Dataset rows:
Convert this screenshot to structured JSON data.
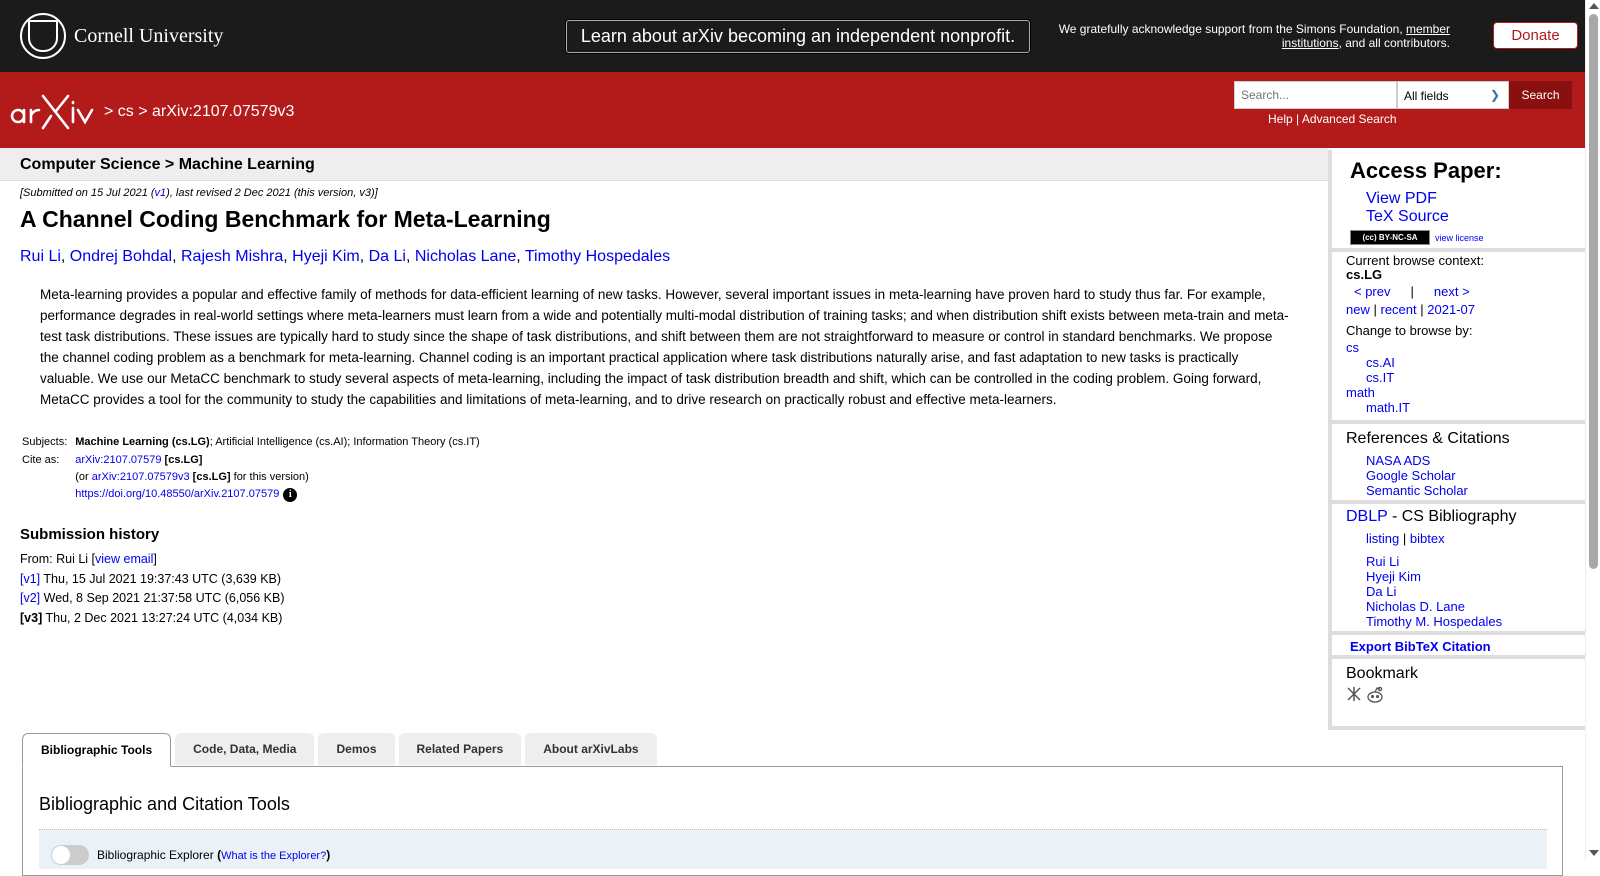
{
  "topbar": {
    "university": "Cornell University",
    "banner": "Learn about arXiv becoming an independent nonprofit.",
    "support_pre": "We gratefully acknowledge support from the Simons Foundation, ",
    "support_link1": "member",
    "support_link2": "institutions",
    "support_post": ", and all contributors.",
    "donate": "Donate"
  },
  "header": {
    "crumb_sep1": " > ",
    "crumb_cs": "cs",
    "crumb_sep2": " > ",
    "crumb_id": "arXiv:2107.07579v3",
    "search_placeholder": "Search...",
    "field_selected": "All fields",
    "search_button": "Search",
    "help": "Help",
    "advanced": "Advanced Search",
    "help_sep": " | "
  },
  "paper": {
    "category": "Computer Science > Machine Learning",
    "date_pre": "[Submitted on 15 Jul 2021 (",
    "date_v1": "v1",
    "date_post": "), last revised 2 Dec 2021 (this version, v3)]",
    "title": "A Channel Coding Benchmark for Meta-Learning",
    "authors": [
      "Rui Li",
      "Ondrej Bohdal",
      "Rajesh Mishra",
      "Hyeji Kim",
      "Da Li",
      "Nicholas Lane",
      "Timothy Hospedales"
    ],
    "abstract": "Meta-learning provides a popular and effective family of methods for data-efficient learning of new tasks. However, several important issues in meta-learning have proven hard to study thus far. For example, performance degrades in real-world settings where meta-learners must learn from a wide and potentially multi-modal distribution of training tasks; and when distribution shift exists between meta-train and meta-test task distributions. These issues are typically hard to study since the shape of task distributions, and shift between them are not straightforward to measure or control in standard benchmarks. We propose the channel coding problem as a benchmark for meta-learning. Channel coding is an important practical application where task distributions naturally arise, and fast adaptation to new tasks is practically valuable. We use our MetaCC benchmark to study several aspects of meta-learning, including the impact of task distribution breadth and shift, which can be controlled in the coding problem. Going forward, MetaCC provides a tool for the community to study the capabilities and limitations of meta-learning, and to drive research on practically robust and effective meta-learners.",
    "subjects_label": "Subjects:",
    "subjects_primary": "Machine Learning (cs.LG)",
    "subjects_rest": "; Artificial Intelligence (cs.AI); Information Theory (cs.IT)",
    "cite_label": "Cite as:",
    "cite_id": "arXiv:2107.07579",
    "cite_cat": "[cs.LG]",
    "cite2_pre": "(or ",
    "cite2_id": "arXiv:2107.07579v3",
    "cite2_cat": "[cs.LG]",
    "cite2_post": " for this version)",
    "doi": "https://doi.org/10.48550/arXiv.2107.07579",
    "info_glyph": "i"
  },
  "history": {
    "heading": "Submission history",
    "from_pre": "From: Rui Li [",
    "from_link": "view email",
    "from_post": "]",
    "versions": [
      {
        "label": "[v1]",
        "text": " Thu, 15 Jul 2021 19:37:43 UTC (3,639 KB)"
      },
      {
        "label": "[v2]",
        "text": " Wed, 8 Sep 2021 21:37:58 UTC (6,056 KB)"
      },
      {
        "label": "[v3]",
        "text": " Thu, 2 Dec 2021 13:27:24 UTC (4,034 KB)"
      }
    ]
  },
  "tabs": [
    "Bibliographic Tools",
    "Code, Data, Media",
    "Demos",
    "Related Papers",
    "About arXivLabs"
  ],
  "panel": {
    "title": "Bibliographic and Citation Tools",
    "explorer": "Bibliographic Explorer ",
    "explorer_open": "(",
    "explorer_link": "What is the Explorer?",
    "explorer_close": ")"
  },
  "sidebar": {
    "access_heading": "Access Paper:",
    "view_pdf": "View PDF",
    "tex_source": "TeX Source",
    "cc_badge": "(cc) BY-NC-SA",
    "view_license": "view license",
    "browse_context_label": "Current browse context:",
    "browse_context": "cs.LG",
    "prev": "< prev",
    "pipe": "|",
    "next": "next >",
    "new": "new",
    "recent": "recent",
    "month": "2021-07",
    "change_browse": "Change to browse by:",
    "browse_cats": [
      {
        "label": "cs",
        "indent": false
      },
      {
        "label": "cs.AI",
        "indent": true
      },
      {
        "label": "cs.IT",
        "indent": true
      },
      {
        "label": "math",
        "indent": false
      },
      {
        "label": "math.IT",
        "indent": true
      }
    ],
    "refs_heading": "References & Citations",
    "refs": [
      "NASA ADS",
      "Google Scholar",
      "Semantic Scholar"
    ],
    "dblp": "DBLP",
    "dblp_rest": " - CS Bibliography",
    "listing": "listing",
    "bibtex": "bibtex",
    "dblp_authors": [
      "Rui Li",
      "Hyeji Kim",
      "Da Li",
      "Nicholas D. Lane",
      "Timothy M. Hospedales"
    ],
    "export": "Export BibTeX Citation",
    "bookmark": "Bookmark"
  },
  "colors": {
    "brand_red": "#b31b1b",
    "topbar": "#1b1b1b",
    "link": "#0000ee"
  }
}
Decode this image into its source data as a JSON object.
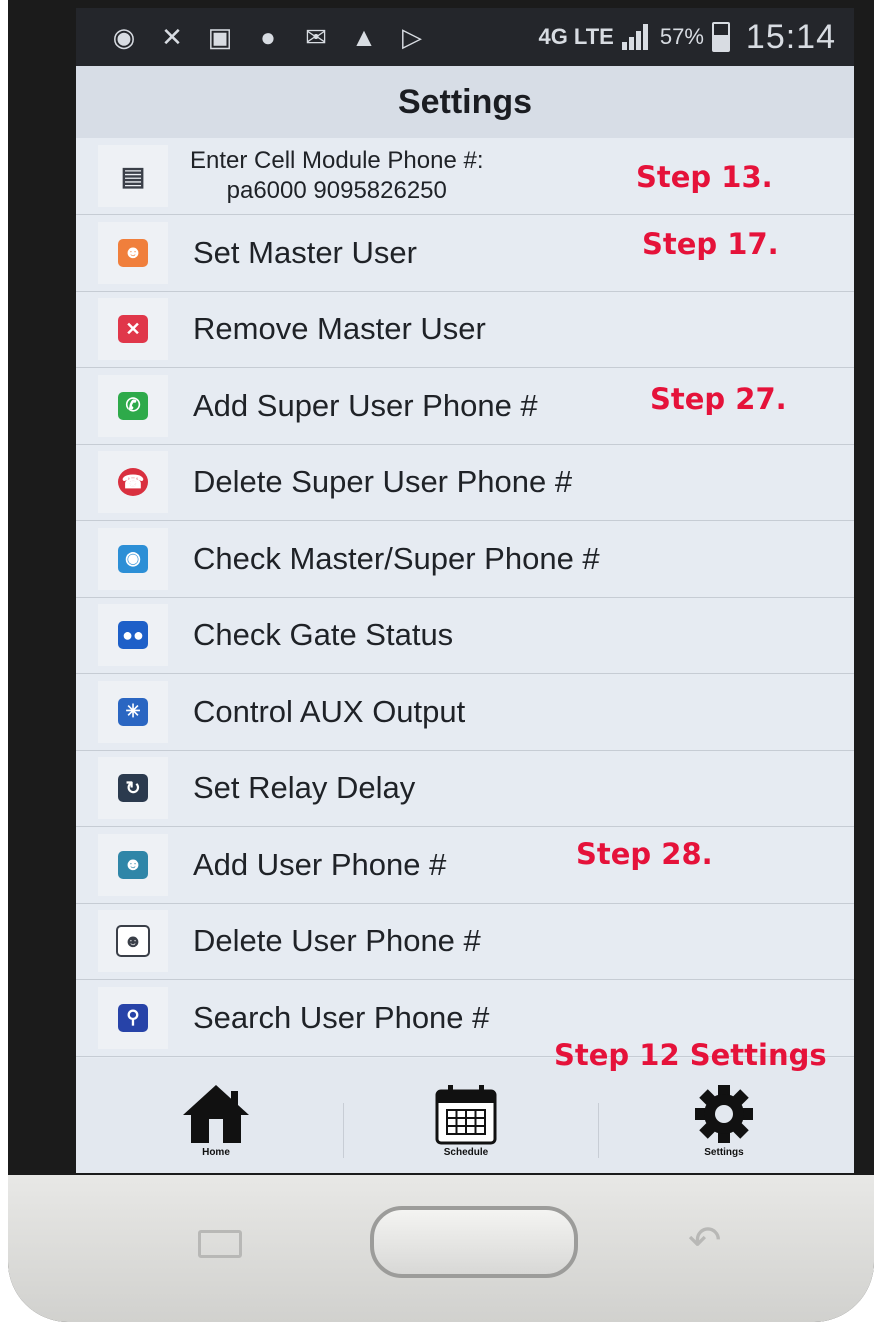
{
  "status_bar": {
    "icons": [
      "wechat-icon",
      "missed-call-icon",
      "voicemail-icon",
      "alert-chat-icon",
      "mail-icon",
      "warning-icon",
      "play-store-icon"
    ],
    "network": "4G LTE",
    "battery": "57%",
    "time": "15:14"
  },
  "title": "Settings",
  "menu": {
    "cell_module_line1": "Enter Cell Module Phone #:",
    "cell_module_line2": "pa6000 9095826250",
    "items": [
      {
        "label": "Set Master User",
        "icon": "user-icon",
        "color": "#f07f3c"
      },
      {
        "label": "Remove Master User",
        "icon": "close-icon",
        "color": "#e0374a"
      },
      {
        "label": "Add Super User Phone #",
        "icon": "phone-icon",
        "color": "#2eaa4a"
      },
      {
        "label": "Delete Super User Phone #",
        "icon": "delete-phone-icon",
        "color": "#d9303f"
      },
      {
        "label": "Check Master/Super Phone #",
        "icon": "eye-icon",
        "color": "#2c8fd6"
      },
      {
        "label": "Check Gate Status",
        "icon": "status-icon",
        "color": "#1d5fc8"
      },
      {
        "label": "Control AUX Output",
        "icon": "aux-icon",
        "color": "#2a66c2"
      },
      {
        "label": "Set Relay Delay",
        "icon": "timer-icon",
        "color": "#2b3a4e"
      },
      {
        "label": "Add User Phone #",
        "icon": "add-user-icon",
        "color": "#2f86a8"
      },
      {
        "label": "Delete User Phone #",
        "icon": "delete-user-icon",
        "color": "#3a3f48"
      },
      {
        "label": "Search User Phone #",
        "icon": "search-icon",
        "color": "#2743a8"
      }
    ]
  },
  "annotations": {
    "step13": "Step 13.",
    "step17": "Step 17.",
    "step27": "Step 27.",
    "step28": "Step 28.",
    "step12": "Step 12 Settings"
  },
  "nav": {
    "home": "Home",
    "schedule": "Schedule",
    "settings": "Settings"
  }
}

[Task objective] Give all the lines above again, character for character, without pictures.

[Finished answer]
Convert this screenshot to structured JSON data.
{
  "topbar": {
    "university": "Cornell University",
    "banner": "Learn about arXiv becoming an independent nonprofit.",
    "support_pre": "We gratefully acknowledge support from the Simons Foundation, ",
    "support_link1": "member",
    "support_link2": "institutions",
    "support_post": ", and all contributors.",
    "donate": "Donate"
  },
  "header": {
    "crumb_sep1": " > ",
    "crumb_cs": "cs",
    "crumb_sep2": " > ",
    "crumb_id": "arXiv:2107.07579v3",
    "search_placeholder": "Search...",
    "field_selected": "All fields",
    "search_button": "Search",
    "help": "Help",
    "advanced": "Advanced Search",
    "help_sep": " | "
  },
  "paper": {
    "category": "Computer Science > Machine Learning",
    "date_pre": "[Submitted on 15 Jul 2021 (",
    "date_v1": "v1",
    "date_post": "), last revised 2 Dec 2021 (this version, v3)]",
    "title": "A Channel Coding Benchmark for Meta-Learning",
    "authors": [
      "Rui Li",
      "Ondrej Bohdal",
      "Rajesh Mishra",
      "Hyeji Kim",
      "Da Li",
      "Nicholas Lane",
      "Timothy Hospedales"
    ],
    "abstract": "Meta-learning provides a popular and effective family of methods for data-efficient learning of new tasks. However, several important issues in meta-learning have proven hard to study thus far. For example, performance degrades in real-world settings where meta-learners must learn from a wide and potentially multi-modal distribution of training tasks; and when distribution shift exists between meta-train and meta-test task distributions. These issues are typically hard to study since the shape of task distributions, and shift between them are not straightforward to measure or control in standard benchmarks. We propose the channel coding problem as a benchmark for meta-learning. Channel coding is an important practical application where task distributions naturally arise, and fast adaptation to new tasks is practically valuable. We use our MetaCC benchmark to study several aspects of meta-learning, including the impact of task distribution breadth and shift, which can be controlled in the coding problem. Going forward, MetaCC provides a tool for the community to study the capabilities and limitations of meta-learning, and to drive research on practically robust and effective meta-learners.",
    "subjects_label": "Subjects:",
    "subjects_primary": "Machine Learning (cs.LG)",
    "subjects_rest": "; Artificial Intelligence (cs.AI); Information Theory (cs.IT)",
    "cite_label": "Cite as:",
    "cite_id": "arXiv:2107.07579",
    "cite_cat": "[cs.LG]",
    "cite2_pre": "(or ",
    "cite2_id": "arXiv:2107.07579v3",
    "cite2_cat": "[cs.LG]",
    "cite2_post": " for this version)",
    "doi": "https://doi.org/10.48550/arXiv.2107.07579",
    "info_glyph": "i"
  },
  "history": {
    "heading": "Submission history",
    "from_pre": "From: Rui Li [",
    "from_link": "view email",
    "from_post": "]",
    "versions": [
      {
        "label": "[v1]",
        "text": " Thu, 15 Jul 2021 19:37:43 UTC (3,639 KB)"
      },
      {
        "label": "[v2]",
        "text": " Wed, 8 Sep 2021 21:37:58 UTC (6,056 KB)"
      },
      {
        "label": "[v3]",
        "text": " Thu, 2 Dec 2021 13:27:24 UTC (4,034 KB)"
      }
    ]
  },
  "tabs": [
    "Bibliographic Tools",
    "Code, Data, Media",
    "Demos",
    "Related Papers",
    "About arXivLabs"
  ],
  "panel": {
    "title": "Bibliographic and Citation Tools",
    "explorer": "Bibliographic Explorer ",
    "explorer_open": "(",
    "explorer_link": "What is the Explorer?",
    "explorer_close": ")"
  },
  "sidebar": {
    "access_heading": "Access Paper:",
    "view_pdf": "View PDF",
    "tex_source": "TeX Source",
    "cc_badge": "(cc) BY-NC-SA",
    "view_license": "view license",
    "browse_context_label": "Current browse context:",
    "browse_context": "cs.LG",
    "prev": "< prev",
    "pipe": "|",
    "next": "next >",
    "new": "new",
    "recent": "recent",
    "month": "2021-07",
    "change_browse": "Change to browse by:",
    "browse_cats": [
      {
        "label": "cs",
        "indent": false
      },
      {
        "label": "cs.AI",
        "indent": true
      },
      {
        "label": "cs.IT",
        "indent": true
      },
      {
        "label": "math",
        "indent": false
      },
      {
        "label": "math.IT",
        "indent": true
      }
    ],
    "refs_heading": "References & Citations",
    "refs": [
      "NASA ADS",
      "Google Scholar",
      "Semantic Scholar"
    ],
    "dblp": "DBLP",
    "dblp_rest": " - CS Bibliography",
    "listing": "listing",
    "bibtex": "bibtex",
    "dblp_authors": [
      "Rui Li",
      "Hyeji Kim",
      "Da Li",
      "Nicholas D. Lane",
      "Timothy M. Hospedales"
    ],
    "export": "Export BibTeX Citation",
    "bookmark": "Bookmark"
  },
  "colors": {
    "brand_red": "#b31b1b",
    "topbar": "#1b1b1b",
    "link": "#0000ee"
  }
}
Decode this image into its source data as a JSON object.
{
  "status_bar": {
    "icons": [
      "wechat-icon",
      "missed-call-icon",
      "voicemail-icon",
      "alert-chat-icon",
      "mail-icon",
      "warning-icon",
      "play-store-icon"
    ],
    "network": "4G LTE",
    "battery": "57%",
    "time": "15:14"
  },
  "title": "Settings",
  "menu": {
    "cell_module_line1": "Enter Cell Module Phone #:",
    "cell_module_line2": "pa6000 9095826250",
    "items": [
      {
        "label": "Set Master User",
        "icon": "user-icon",
        "color": "#f07f3c"
      },
      {
        "label": "Remove Master User",
        "icon": "close-icon",
        "color": "#e0374a"
      },
      {
        "label": "Add Super User Phone #",
        "icon": "phone-icon",
        "color": "#2eaa4a"
      },
      {
        "label": "Delete Super User Phone #",
        "icon": "delete-phone-icon",
        "color": "#d9303f"
      },
      {
        "label": "Check Master/Super Phone #",
        "icon": "eye-icon",
        "color": "#2c8fd6"
      },
      {
        "label": "Check Gate Status",
        "icon": "status-icon",
        "color": "#1d5fc8"
      },
      {
        "label": "Control AUX Output",
        "icon": "aux-icon",
        "color": "#2a66c2"
      },
      {
        "label": "Set Relay Delay",
        "icon": "timer-icon",
        "color": "#2b3a4e"
      },
      {
        "label": "Add User Phone #",
        "icon": "add-user-icon",
        "color": "#2f86a8"
      },
      {
        "label": "Delete User Phone #",
        "icon": "delete-user-icon",
        "color": "#3a3f48"
      },
      {
        "label": "Search User Phone #",
        "icon": "search-icon",
        "color": "#2743a8"
      }
    ]
  },
  "annotations": {
    "step13": "Step 13.",
    "step17": "Step 17.",
    "step27": "Step 27.",
    "step28": "Step 28.",
    "step12": "Step 12 Settings"
  },
  "nav": {
    "home": "Home",
    "schedule": "Schedule",
    "settings": "Settings"
  }
}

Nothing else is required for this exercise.